-- Zadania do wykonania --
(A) Jakie miejsce, według fragmentu o tworzeniu z poziomu serca, jest obecnie doskonałym wsparciem dla procesu zagarniania do siebie?
(B) Przeredaguj krócej akapit fragmentu o tworzeniu z poziomu serca zaczynający się od słów „W pierwszym przypadku, gdy przerabiamy”, zachowując jego najważniejsze informacje.
(C) Dopisz dalszy ciąg fragmentu o tworzeniu z poziomu serca, zaczynając od miejsca, w którym się kończy.

-- Wybrany fragment --
+++

Kiedy minie już zachłyśnięcie się materią, a czasami zajmuje to kilka-kilkanaście wcieleń, to przychodzi czas na tworzenie i kreację z poziomu serca. Wtedy kreacja służy również innym ludziom.
W pierwszym przypadku, gdy przerabiamy zagarnianie do siebie, doskonałym obecnie miejscem, które wspiera ten proces, są korporacje. Pracując w systemie rywalizacji, zysków, osiągnieć, przekraczania planu, mamy możliwość zdobywania doświadczenia. Jest tu wiele poziomów pożądania: od niewielkiego aż po obsesję bycia pierwszym za wszelką cenę. Większość pracowników po kilku latach pracy w takim stylu jest wypalona zawodowo i wyczerpana.
Kiedy kreujemy z poziomu serca, wtedy najczęściej pracujemy jako konstruktor, artysta lub prowadzimy rodzinny biznes. Można dorobić się nawet fortuny, bo umiejętności władania materią są już na wysokim poziomie, ale bogactwo nie staje się celem samym w sobie, tylko jest wynikiem potrzeby kreacji i wyrażania siebie.
W tym drugim przypadku, gdy idziemy drogą serca, człowiek jest wewnętrznie bogaty. Bogaty potrzebą tworzenia i dzielenia się tym, czym został obdarzony przez Stwórcę. Dusza rozwija wtedy umowne skrzydła i jest w swoim żywiole kreatora. Tu rodzą się cuda. Materia jest dostępna łatwo i bez większego wysiłku.

Szef nigdy nie dał odczuć, że jest kimś lepszym od swoich pracowników. Większy utarg przekładał się na większą pensję, dostawaliśmy premie
i prezenty świąteczne. Zamykał firmę na cały sierpień, bo twierdził, że nie mógłby spokojnie odpoczywać, wiedząc, że my ciężko pracujemy. Nie patrzył na to, ile komu przysługuje urlopu. Miesiąc to miesiąc. Pensja pozostawała taka sama.

+++

-- Wyciąg z danych --
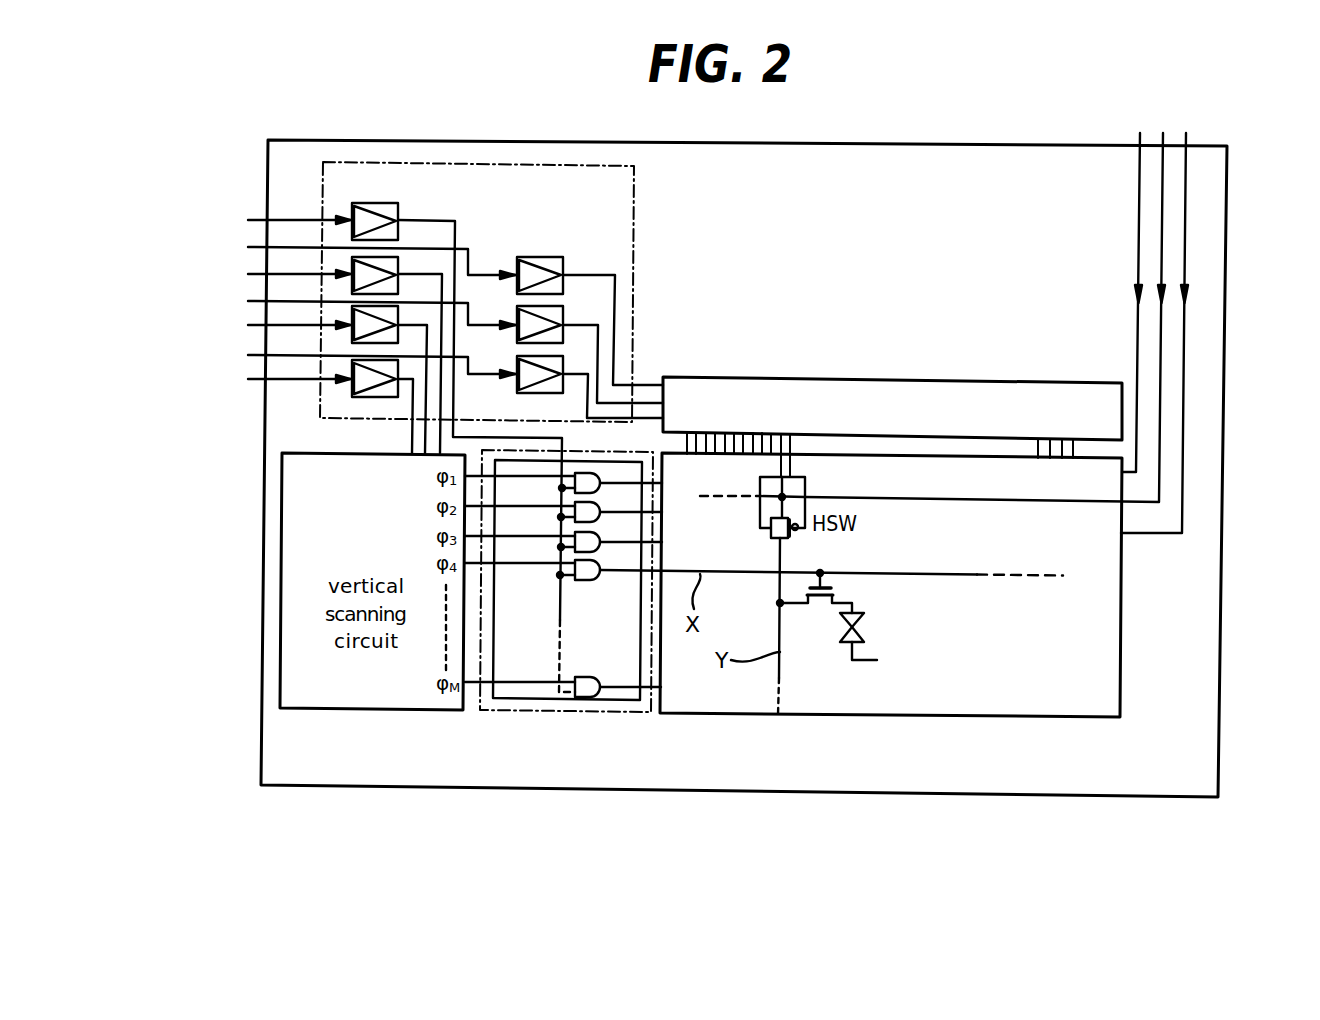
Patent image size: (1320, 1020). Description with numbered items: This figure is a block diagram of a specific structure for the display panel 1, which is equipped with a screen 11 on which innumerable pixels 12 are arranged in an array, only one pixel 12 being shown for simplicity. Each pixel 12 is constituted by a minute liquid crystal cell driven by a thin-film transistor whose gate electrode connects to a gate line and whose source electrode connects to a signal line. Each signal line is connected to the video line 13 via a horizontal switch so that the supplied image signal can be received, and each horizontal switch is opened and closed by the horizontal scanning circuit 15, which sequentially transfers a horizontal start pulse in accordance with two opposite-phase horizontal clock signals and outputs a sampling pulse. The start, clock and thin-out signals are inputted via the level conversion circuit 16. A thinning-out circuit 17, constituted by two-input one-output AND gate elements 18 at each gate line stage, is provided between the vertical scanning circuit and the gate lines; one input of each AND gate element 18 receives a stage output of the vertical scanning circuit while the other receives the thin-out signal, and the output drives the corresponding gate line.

+++

-- Odpowiedzi --
(A) Korporacje.

(B) Etap zagarniania do siebie wspierają dziś najlepiej korporacje. Praca w systemie rywalizacji, zysków, osiągnięć i przekraczania planu daje tam doświadczenie. Pożądanie ma różne poziomy, od niewielkiego po obsesję bycia pierwszym za wszelką cenę. Większość pracowników po kilku latach jest wypalona zawodowo i wyczerpana.

(C)
Tworzyliśmy 6-osobowy zespół, w którym nie było rywalizacji,
działaliśmy wszyscy wspólnie dla dobra nas wszystkich.
Pomagaliśmy sobie wzajemnie. Jestem niesłychanie wdzięczna za
pokazanie mi sposobu prowadzenia firmy w tym stylu. Czerpię z tego doświadczenia do dziś.
Można prowadzić firmę z poziomu ego, wykorzystywać pracowników, albo z poziomu serca, gdzie wszyscy są tak samo ważni. Właściciel, pracownicy, dostawcy, jak i klienci. To wielka sztuka prowadzić biznes właśnie tak.
CO DUSZE MŁODE WNOSZĄ DO ZBIOROWEJ ŚWIADOMOŚCI
Duszom młodym zawdzięczamy wszelki rozwój technologii,
mechaniki, medycyny, jak również kultury i sztuki, czyli tego
wszystkiego, co ułatwia i upiększa nam życie. Niestety
zawdzięczamy im też rabunkową gospodarkę, wyzysk i niszczenie
dla zysku, systemy bankowe i podatkowe. Pamiętać należy, że nie
można brać tego stwierdzenia dosłownie, bo i w korporacji zawieruszy się dusza stara, której zadaniem jest właśnie łagodzić te materialistyczne zapędy.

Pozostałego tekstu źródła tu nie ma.